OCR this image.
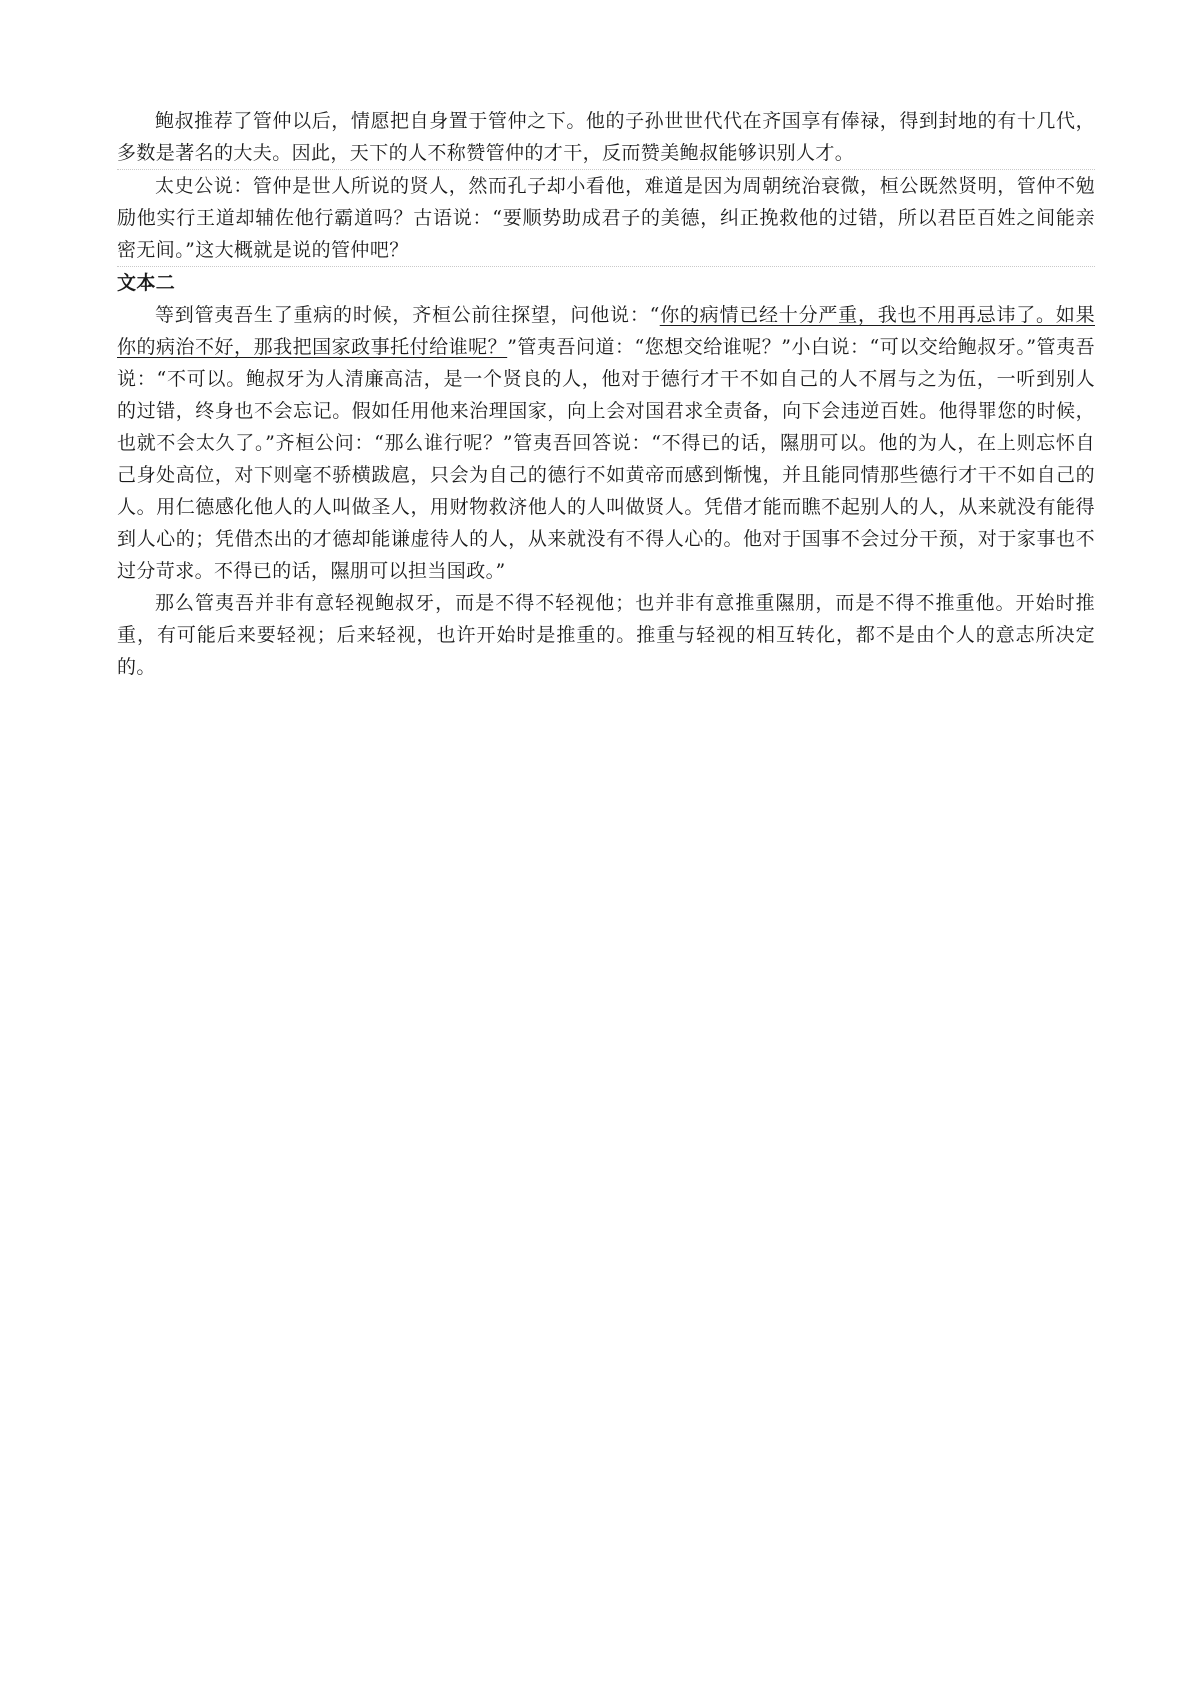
鲍叔推荐了管仲以后，情愿把自身置于管仲之下。他的子孙世世代代在齐国享有俸禄，得到封地的有十几代，多数是著名的大夫。因此，天下的人不称赞管仲的才干，反而赞美鲍叔能够识别人才。

太史公说：管仲是世人所说的贤人，然而孔子却小看他，难道是因为周朝统治衰微，桓公既然贤明，管仲不勉励他实行王道却辅佐他行霸道吗？古语说：“要顺势助成君子的美德，纠正挽救他的过错，所以君臣百姓之间能亲密无间。”这大概就是说的管仲吧？

文本二

等到管夷吾生了重病的时候，齐桓公前往探望，问他说：“你的病情已经十分严重，我也不用再忌讳了。如果你的病治不好，那我把国家政事托付给谁呢？”管夷吾问道：“您想交给谁呢？”小白说：“可以交给鲍叔牙。”管夷吾说：“不可以。鲍叔牙为人清廉高洁，是一个贤良的人，他对于德行才干不如自己的人不屑与之为伍，一听到别人的过错，终身也不会忘记。假如任用他来治理国家，向上会对国君求全责备，向下会违逆百姓。他得罪您的时候，也就不会太久了。”齐桓公问：“那么谁行呢？”管夷吾回答说：“不得已的话，隰朋可以。他的为人，在上则忘怀自己身处高位，对下则毫不骄横跋扈，只会为自己的德行不如黄帝而感到惭愧，并且能同情那些德行才干不如自己的人。用仁德感化他人的人叫做圣人，用财物救济他人的人叫做贤人。凭借才能而瞧不起别人的人，从来就没有能得到人心的；凭借杰出的才德却能谦虚待人的人，从来就没有不得人心的。他对于国事不会过分干预，对于家事也不过分苛求。不得已的话，隰朋可以担当国政。”

那么管夷吾并非有意轻视鲍叔牙，而是不得不轻视他；也并非有意推重隰朋，而是不得不推重他。开始时推重，有可能后来要轻视；后来轻视，也许开始时是推重的。推重与轻视的相互转化，都不是由个人的意志所决定的。
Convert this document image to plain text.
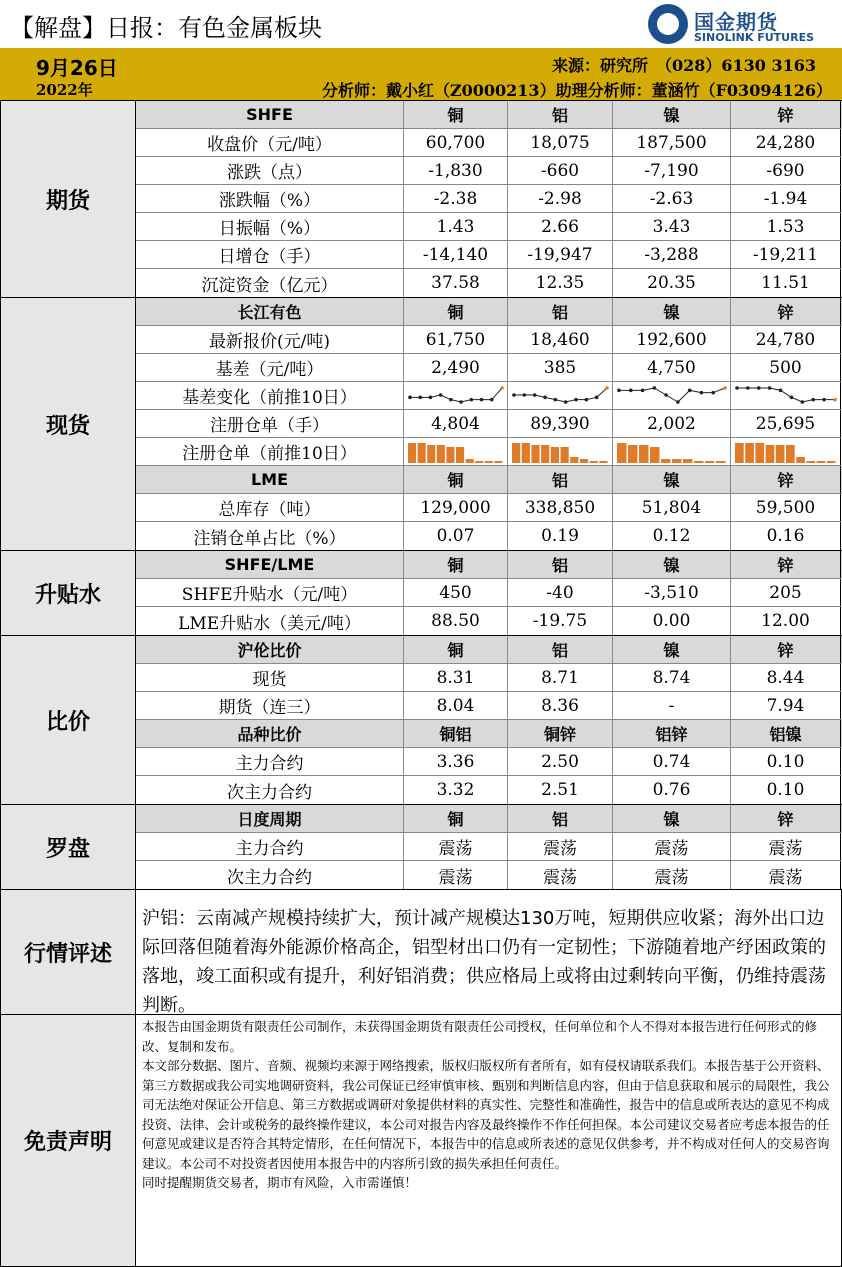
【解盘】日报：有色金属板块	国金期货
SINOLINK FUTURES
9月26日
2022年
来源：研究所　（028）6130 3163
分析师：戴小红（Z0000213）助理分析师：董涵竹（F03094126）
期货
SHFE	铜	铝	镍	锌
收盘价（元/吨）	60,700	18,075	187,500	24,280
涨跌（点）	-1,830	-660	-7,190	-690
涨跌幅（%）	-2.38	-2.98	-2.63	-1.94
日振幅（%）	1.43	2.66	3.43	1.53
日增仓（手）	-14,140	-19,947	-3,288	-19,211
沉淀资金（亿元）	37.58	12.35	20.35	11.51
现货
长江有色	铜	铝	镍	锌
最新报价(元/吨)	61,750	18,460	192,600	24,780
基差（元/吨）	2,490	385	4,750	500
基差变化（前推10日）
注册仓单（手）	4,804	89,390	2,002	25,695
注册仓单（前推10日）
LME	铜	铝	镍	锌
总库存（吨）	129,000	338,850	51,804	59,500
注销仓单占比（%）	0.07	0.19	0.12	0.16
升贴水
SHFE/LME	铜	铝	镍	锌
SHFE升贴水（元/吨）	450	-40	-3,510	205
LME升贴水（美元/吨）	88.50	-19.75	0.00	12.00
比价
沪伦比价	铜	铝	镍	锌
现货	8.31	8.71	8.74	8.44
期货（连三）	8.04	8.36	-	7.94
品种比价	铜铝	铜锌	铝锌	铝镍
主力合约	3.36	2.50	0.74	0.10
次主力合约	3.32	2.51	0.76	0.10
罗盘
日度周期	铜	铝	镍	锌
主力合约	震荡	震荡	震荡	震荡
次主力合约	震荡	震荡	震荡	震荡
行情评述
沪铝：云南减产规模持续扩大，预计减产规模达130万吨，短期供应收紧；海外出口边际回落但随着海外能源价格高企，铝型材出口仍有一定韧性；下游随着地产纾困政策的落地，竣工面积或有提升，利好铝消费；供应格局上或将由过剩转向平衡，仍维持震荡判断。
免责声明
本报告由国金期货有限责任公司制作，未获得国金期货有限责任公司授权，任何单位和个人不得对本报告进行任何形式的修改、复制和发布。
本文部分数据、图片、音频、视频均来源于网络搜索，版权归版权所有者所有，如有侵权请联系我们。本报告基于公开资料、第三方数据或我公司实地调研资料，我公司保证已经审慎审核、甄别和判断信息内容，但由于信息获取和展示的局限性，我公司无法绝对保证公开信息、第三方数据或调研对象提供材料的真实性、完整性和准确性，报告中的信息或所表达的意见不构成投资、法律、会计或税务的最终操作建议，本公司对报告内容及最终操作不作任何担保。本公司建议交易者应考虑本报告的任何意见或建议是否符合其特定情形，在任何情况下，本报告中的信息或所表述的意见仅供参考，并不构成对任何人的交易咨询建议。本公司不对投资者因使用本报告中的内容所引致的损失承担任何责任。
同时提醒期货交易者，期市有风险，入市需谨慎！
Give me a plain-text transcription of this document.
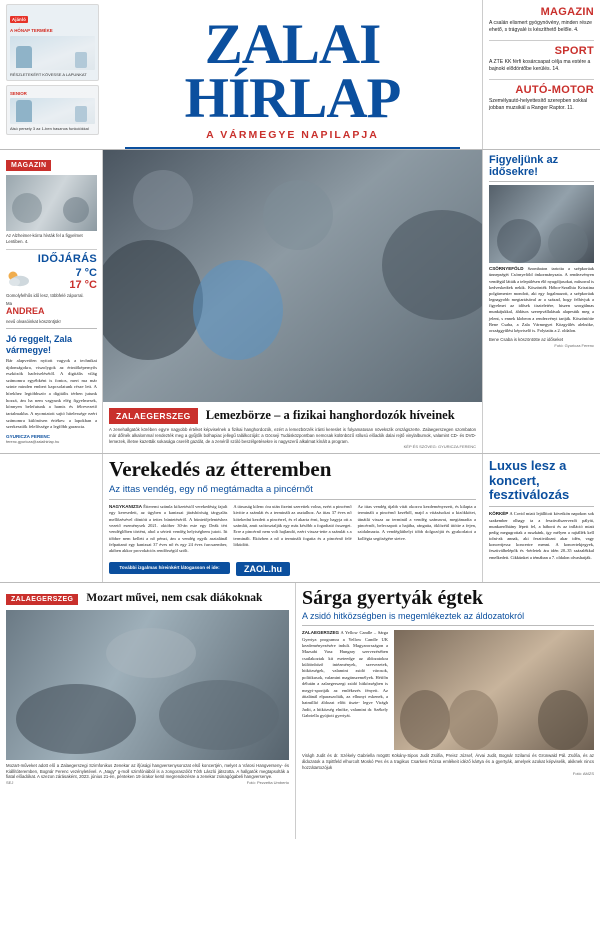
Ajánló
A HÓNAP TERMÉKE
RÉSZLETEKÉRT KÖVESSE A LAPUNKAT
SENIOR
Alsó persely 3 az 1-ben hasznos funkciókkal
ZALAI HÍRLAP
A VÁRMEGYE NAPILAPJA
MAGAZIN
A csalán elismert gyógynövény, minden része ehető, s trágyalé is készíthető belőle. 4.
SPORT
A ZTE KK férfi kosárcsapat célja ma estére a bajnoki elődöntőbe kerülés. 14.
AUTÓ-MOTOR
Személyautó-helyettesítő szerepben sokkal jobban muzsikál a Ranger Raptor. 11.
MAGAZIN
Az Alzheimer-kórra hívták fel a figyelmet Lentiben. 4.
IDŐJÁRÁS
7 °C
17 °C
Gomolyfelhős idő lesz, többfelé záporral.
Ma
ANDREA
nevű olvasóinkat köszöntjük!
Jó reggelt, Zala vármegye!
Bár alapvetően nyitott vagyok a technikai újdonságokra, viszolygok az érintőképernyős eszközök hadviselésétől. A digitális világ számomra egyébként is fontos, mert ma már szinte minden emberi kapcsolatunk része lett. A hírekhez legtöbbször a digitális térben jutunk hozzá, ám ha nem vagyunk elég figyelmesek, könnyen belefutunk a hamis és félrevezető tartalmakba. A nyomtatott sajtó hitelessége ezért számomra különösen értékes: a lapokban a szerkesztők felelőssége a legfőbb garancia.
GYURICZA FERENC
ferenc.gyuricza@zalaihirlap.hu
ZALAEGERSZEG Lemezbörze – a fizikai hanghordozók híveinek
A zenehallgatók körében egyre nagyobb értéket képviselnek a fizikai hanghordozók, ezért a lemezbörzék iránti kereslet is folyamatosan növekszik országszerte. Zalaegerszegen szombaton már dőlnék alkalommal rendezték meg a gyűjtők bolhapiac jellegű találkozóját: a Göcseji Tudásközpontban nemcsak különböző stílusú előadók dalai rejtő vinylalbumok, valamint CD- és DVD-lemezek, illetve kazetták sokasága cserélt gazdát, de a zenéről szóló beszélgetésekre is nagyszerű alkalmat kínált a program.
KÉP ÉS SZÖVEG: GYURICZA FERENC
Figyeljünk az idősekre!
CSÖRNYEFÖLD Szombaton tartotta a szépkorúak ünnepségét Csörnyeföld önkormányzata. A rendezvényen vendégül látták a településen élő nyugdíjasokat, műsorral is kedveskedtek nekik. Köszönték Hóbor-Szralhia Krisztina polgármester mondott, aki egy fogalmazott, a szépkorúak legnagyobb megtartásával ar a század, hogy felhívjuk a figyelmet az idősek tiszteletére, hiszen szorgálmas munkájukkal, áldásos szerepvállalásuk alapestük meg a jelent, s ennek klobeon a rendezvényt tartják. Köszöntötte Bene Csaba, a Zala Vármegyei Közgyűlés alelnöke, országgyűlési képviselő is. Folytatás a 2. oldalon.
Bene Csaba is köszöntötte az időseket
Fotó: Gyuricza Ferenc
Verekedés az étteremben
Az ittas vendég, egy nő megtámadta a pincérnőt
NAGYKANIZSA Étteremi számla kifizetéstől verekedésig fajult egy keresedett, az ügyben a kanizsai járásbíróság tárgyalás mellőzésével döntött a tettes büntetéséről. A büntetőjelentéshez vezető eseménysek 2021. október 30-án este egy Deák téri vendéglőben történt, ahol a sértett vendég helyiségbem jutott. Itt többre nem kellett a nő pénzt, ám a vendég egyik asztalánál felpattanó egy kanizsai 37 éves nő és egy 24 éves furcsaember, akiben akkor provokációs rendőrségül szólt.
A társaság kilenc óra után fizetni szerettek volna, ezért a pincérnő kivitte a számlát és a terminált az asztalhoz. Az ittas 37 éves nő kötekedni kezdett a pincérrel, és el akarta érni, hogy hagyja ott a számlát, amit szótosztalják egy más később a fogadtató összeget. Erre a pincérnő nem volt hajlandó, ezért vissza-tette a számlát s a terminált. Eközben a nő a terminált fogatta és a pincérnő felé löküdött.
Az ittas vendég újabb vitát okozva kezdeményezett, és kilapta a terminált a pincérnő kezéből, majd a vitázásokat a kizökkötet, útnátlá vissza az terminál a vendég számavat, megtámadta a pincérnőt, belecsapott a hajába, rángatta, öklözéül ütötte a fejen, szidalmazta. A vendégláthelyi több dolgozóját és gyakorlatot a kollégia segítségére sietve.
További izgalmas híreinkért látogasson el ide:	ZAOL.hu
Luxus lesz a koncert, fesztiválozás
KÖRKÉP A Covid miatt lejállított követkön napokon sok szakember olhagy ta a fesztiválszervezői pályát, munkaerőhiány lépett fel, a háború és az infláció miatt pedig megugrottak a ruszkánk, így mélyen a rajtállék kell tolni-ak annak, aki fesztiválozni akar idén, vagy koncertjessz koncertre menni. A koncertekjegyek, fesztiválbelépők és -bérletek ára idén 20–35 százalékkal emelkedett. Cikkünket a témában a 7. oldalon olvashatják.
ZALAEGERSZEG Mozart művei, nem csak diákoknak
Mozart-műveket adott elő a Zalaegerszegi Szimfonikus Zenekar az ifjúsági hangversenysorozat első koncertjén, melyet a Városi Hangverseny- és Kiállítóteremben, Bognár Ferenc vezényletével. A „Nagy” g-moll szimfóniából is a zongoraszólót Tóth László játszotta. A hallgatók megtapsolták a fiatal előadókat. A szezon zárásaként, 2023. június 21-én, pénteken 19 órakor kerül megrendezésre a zenekar zsinagógabeli hangversenye.
SEJ	Fotó: Pezzetta Umberto
Sárga gyertyák égtek
A zsidó hitközségben is megemlékeztek az áldozatokról
ZALAEGERSZEG A Yellow Candle – Sárga Gyertya programra a Yellow Candle UK kezdeményezésére indult. Magyarországon a Mazsabi Vasz Hungary szervezésében csatlakoztak kit eseteedge az áldozatokra külöönböző intézmények, szervezetek, hitközségek, valamint zsidó városok, politikusok, valamint magánszemélyek. Hétfőn délután a zalaegerszegi zsidó hitközségben is megyi-sportják az emlékezés fényeit. Az áttalánál elparaszolták, az elhunyt eskenek, a hatmillió áldozat előtt tiszte- legve Virágh Judit, a hitközség elnöke, valamint dr. Székely Gabriella gyújtott gyertyát.
Virágh Judit és dr. Székely Gabriella mögött Kökány-Sipos Judit Zsófia, Preisz József, Árvai Judit, Bognár Szilamó és Grünwald Pál. Zsófia, és az áldozatok a Spittfeld elhurcolt Moskó Pes és a tragikus Csarkesi Rózsa emlékeit idéző kártya és a gyertyák, amelyek azokat képviselik, akiknek nincs hozzátartozójuk
Fotó: AMZS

## Aim of the exercise
Report the number of lines containing the string "megtámadta" and add nothing to it.

## Problem solution
2